• _Problem requirements_: Transcribe the records that follow in their entirety, omitting any pictures.
# start of Extracted entries
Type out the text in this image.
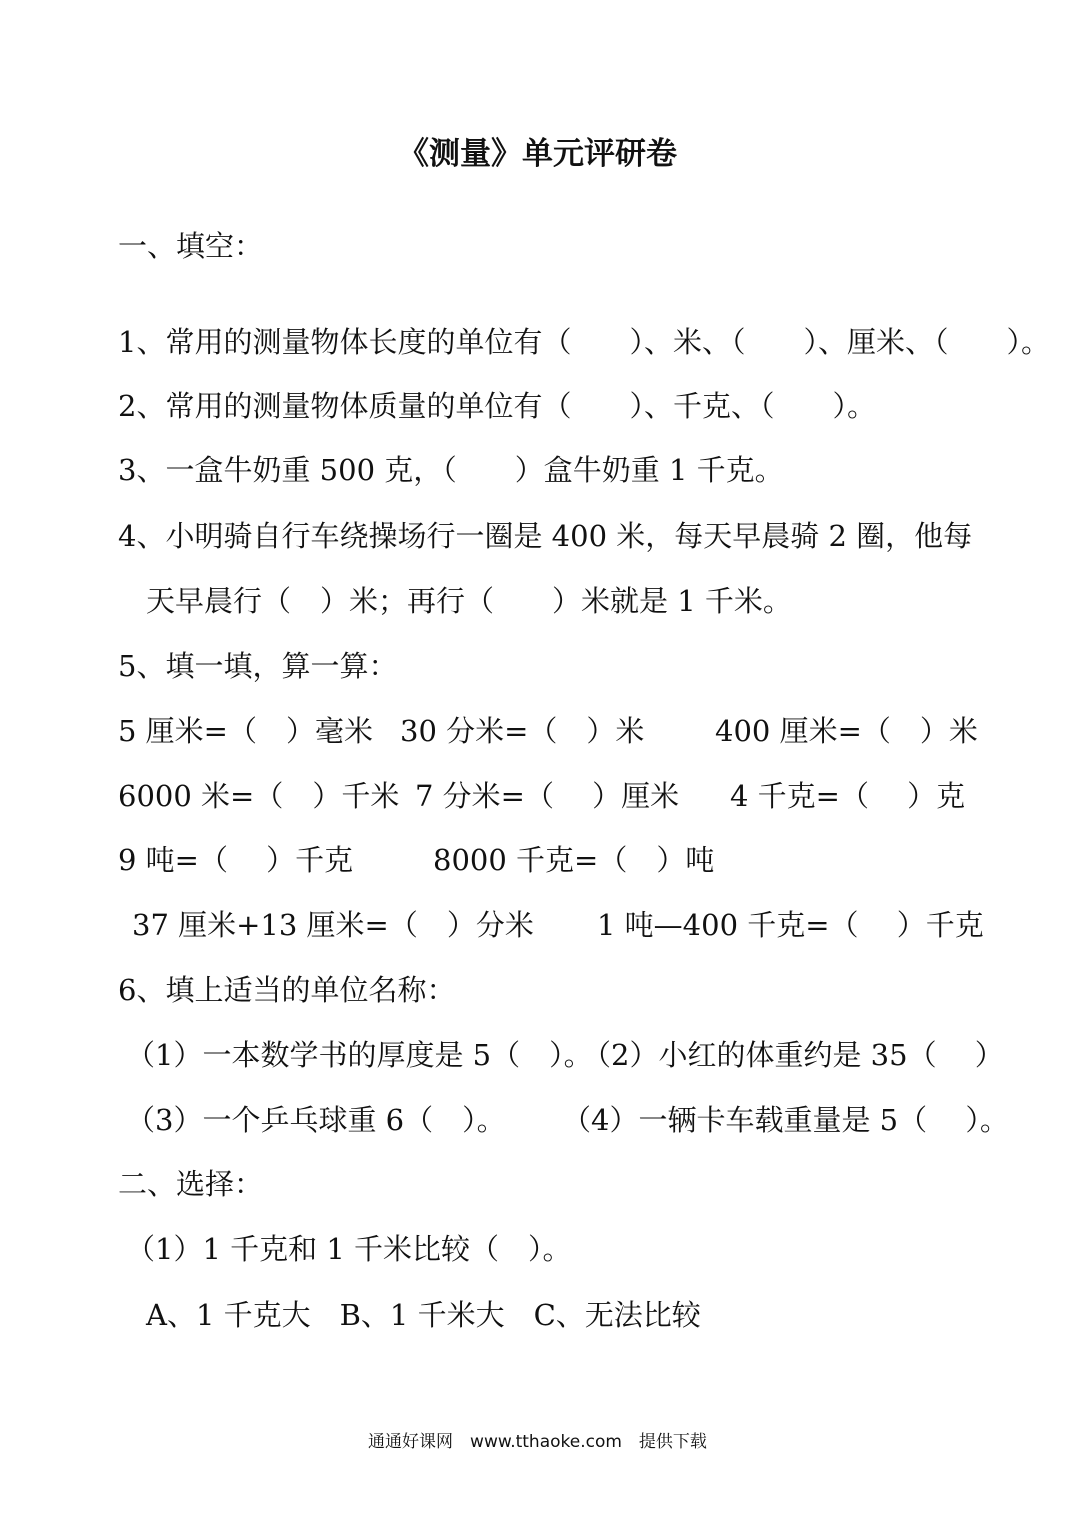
《测量》单元评研卷
一、填空：
1、常用的测量物体长度的单位有（　　）、米、（　　）、厘米、（　　）。
2、常用的测量物体质量的单位有（　　）、千克、（　　）。
3、一盒牛奶重 500 克，（　　）盒牛奶重 1 千克。
4、小明骑自行车绕操场行一圈是 400 米，每天早晨骑 2 圈，他每
天早晨行（　）米；再行（　　）米就是 1 千米。
5、填一填，算一算：
5 厘米=（　）毫米 30 分米=（　）米 400 厘米=（　）米
6000 米=（　）千米 7 分米=（　 ）厘米 4 千克=（　 ）克
9 吨=（　 ）千克	8000 千克=（　）吨
37 厘米+13 厘米=（　）分米 1 吨—400 千克=（　 ）千克
6、填上适当的单位名称：
（1）一本数学书的厚度是 5（　）。
（2）小红的体重约是 35（　 ）
（3）一个乒乓球重 6（　）。 （4）一辆卡车载重量是 5（　 ）。
二、选择：
（1）1 千克和 1 千米比较（　）。
A、1 千克大　B、1 千米大　C、无法比较
通通好课网　www.tthaoke.com　提供下载
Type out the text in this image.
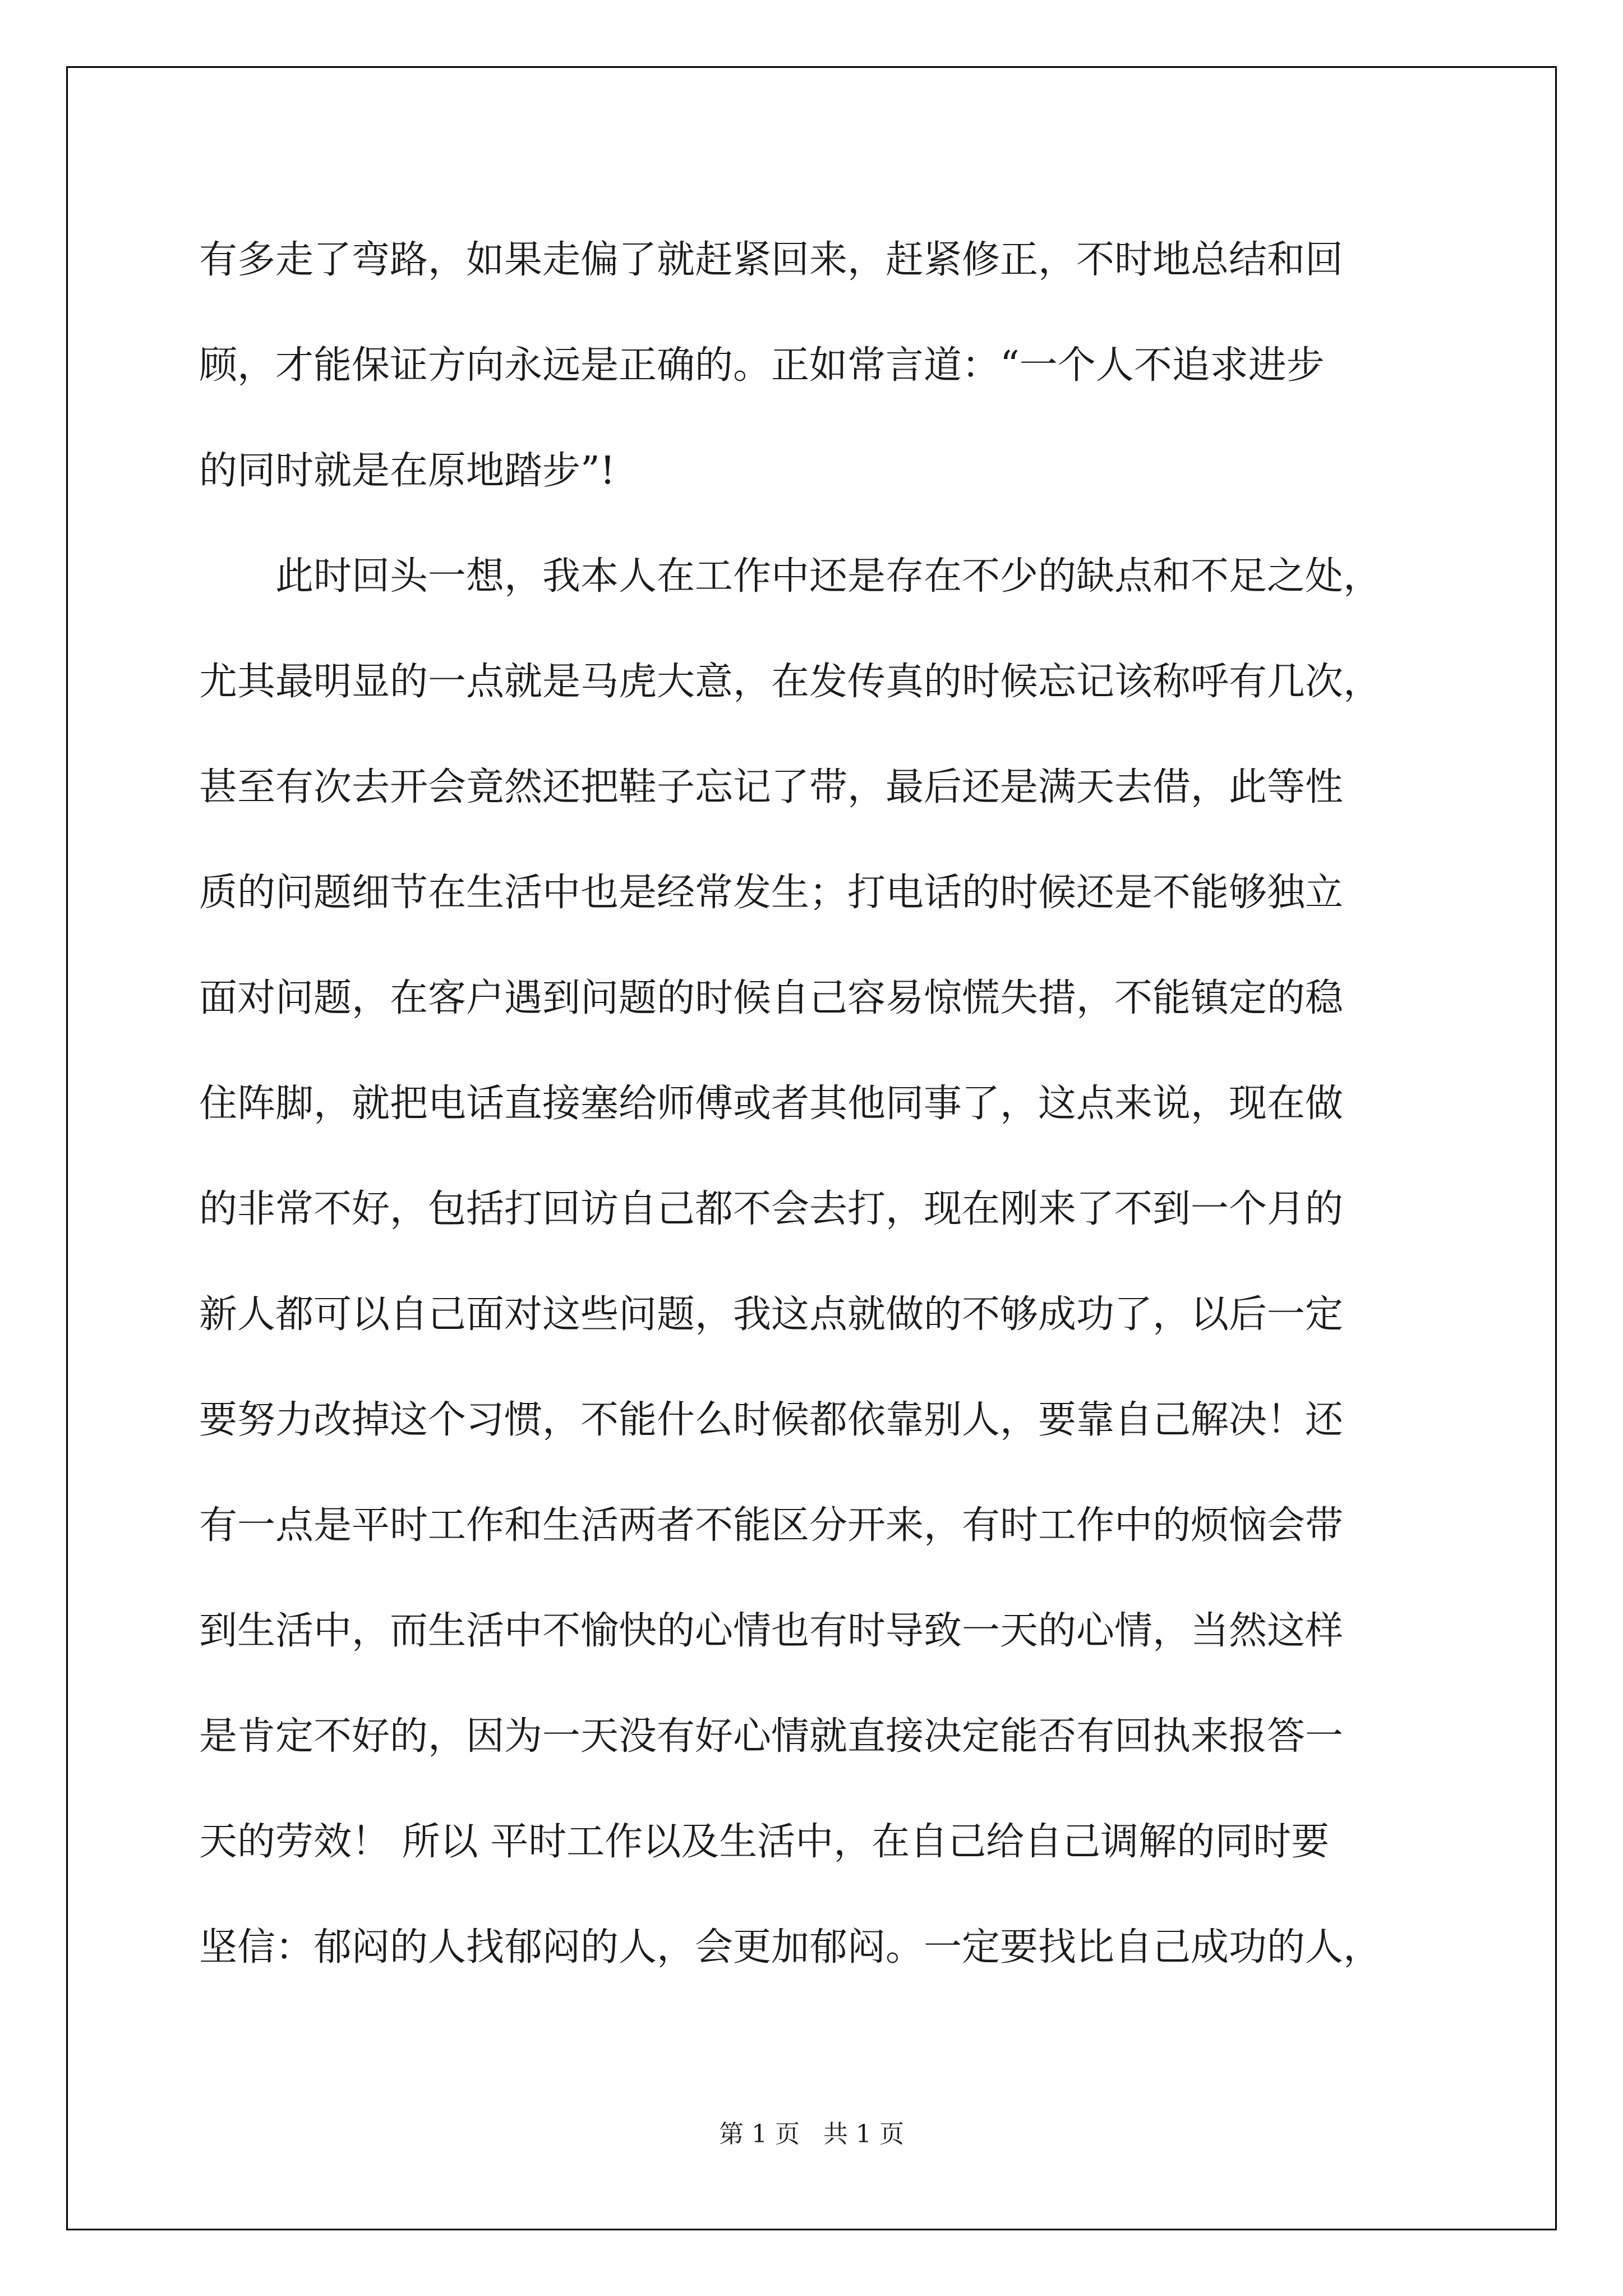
有多走了弯路，如果走偏了就赶紧回来，赶紧修正，不时地总结和回
顾，才能保证方向永远是正确的。正如常言道：“一个人不追求进步
的同时就是在原地踏步”!
此时回头一想，我本人在工作中还是存在不少的缺点和不足之处，
尤其最明显的一点就是马虎大意，在发传真的时候忘记该称呼有几次，
甚至有次去开会竟然还把鞋子忘记了带，最后还是满天去借，此等性
质的问题细节在生活中也是经常发生；打电话的时候还是不能够独立
面对问题，在客户遇到问题的时候自己容易惊慌失措，不能镇定的稳
住阵脚，就把电话直接塞给师傅或者其他同事了，这点来说，现在做
的非常不好，包括打回访自己都不会去打，现在刚来了不到一个月的
新人都可以自己面对这些问题，我这点就做的不够成功了，以后一定
要努力改掉这个习惯，不能什么时候都依靠别人，要靠自己解决！还
有一点是平时工作和生活两者不能区分开来，有时工作中的烦恼会带
到生活中，而生活中不愉快的心情也有时导致一天的心情，当然这样
是肯定不好的，因为一天没有好心情就直接决定能否有回执来报答一
天的劳效！ 所以 平时工作以及生活中，在自己给自己调解的同时要
坚信：郁闷的人找郁闷的人，会更加郁闷。一定要找比自己成功的人，
第 1 页   共 1 页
# end of Extracted entries
• _Written answer_:
Type out the text in this image.
《测量》单元评研卷
一、填空：
1、常用的测量物体长度的单位有（　　）、米、（　　）、厘米、（　　）。
2、常用的测量物体质量的单位有（　　）、千克、（　　）。
3、一盒牛奶重 500 克，（　　）盒牛奶重 1 千克。
4、小明骑自行车绕操场行一圈是 400 米，每天早晨骑 2 圈，他每
天早晨行（　）米；再行（　　）米就是 1 千米。
5、填一填，算一算：
5 厘米=（　）毫米 30 分米=（　）米 400 厘米=（　）米
6000 米=（　）千米 7 分米=（　 ）厘米 4 千克=（　 ）克
9 吨=（　 ）千克	8000 千克=（　）吨
37 厘米+13 厘米=（　）分米 1 吨—400 千克=（　 ）千克
6、填上适当的单位名称：
（1）一本数学书的厚度是 5（　）。
（2）小红的体重约是 35（　 ）
（3）一个乒乓球重 6（　）。 （4）一辆卡车载重量是 5（　 ）。
二、选择：
（1）1 千克和 1 千米比较（　）。
A、1 千克大　B、1 千米大　C、无法比较
通通好课网　www.tthaoke.com　提供下载
Type out the text in this image.
有多走了弯路，如果走偏了就赶紧回来，赶紧修正，不时地总结和回
顾，才能保证方向永远是正确的。正如常言道：“一个人不追求进步
的同时就是在原地踏步”!
此时回头一想，我本人在工作中还是存在不少的缺点和不足之处，
尤其最明显的一点就是马虎大意，在发传真的时候忘记该称呼有几次，
甚至有次去开会竟然还把鞋子忘记了带，最后还是满天去借，此等性
质的问题细节在生活中也是经常发生；打电话的时候还是不能够独立
面对问题，在客户遇到问题的时候自己容易惊慌失措，不能镇定的稳
住阵脚，就把电话直接塞给师傅或者其他同事了，这点来说，现在做
的非常不好，包括打回访自己都不会去打，现在刚来了不到一个月的
新人都可以自己面对这些问题，我这点就做的不够成功了，以后一定
要努力改掉这个习惯，不能什么时候都依靠别人，要靠自己解决！还
有一点是平时工作和生活两者不能区分开来，有时工作中的烦恼会带
到生活中，而生活中不愉快的心情也有时导致一天的心情，当然这样
是肯定不好的，因为一天没有好心情就直接决定能否有回执来报答一
天的劳效！ 所以 平时工作以及生活中，在自己给自己调解的同时要
坚信：郁闷的人找郁闷的人，会更加郁闷。一定要找比自己成功的人，
第 1 页   共 1 页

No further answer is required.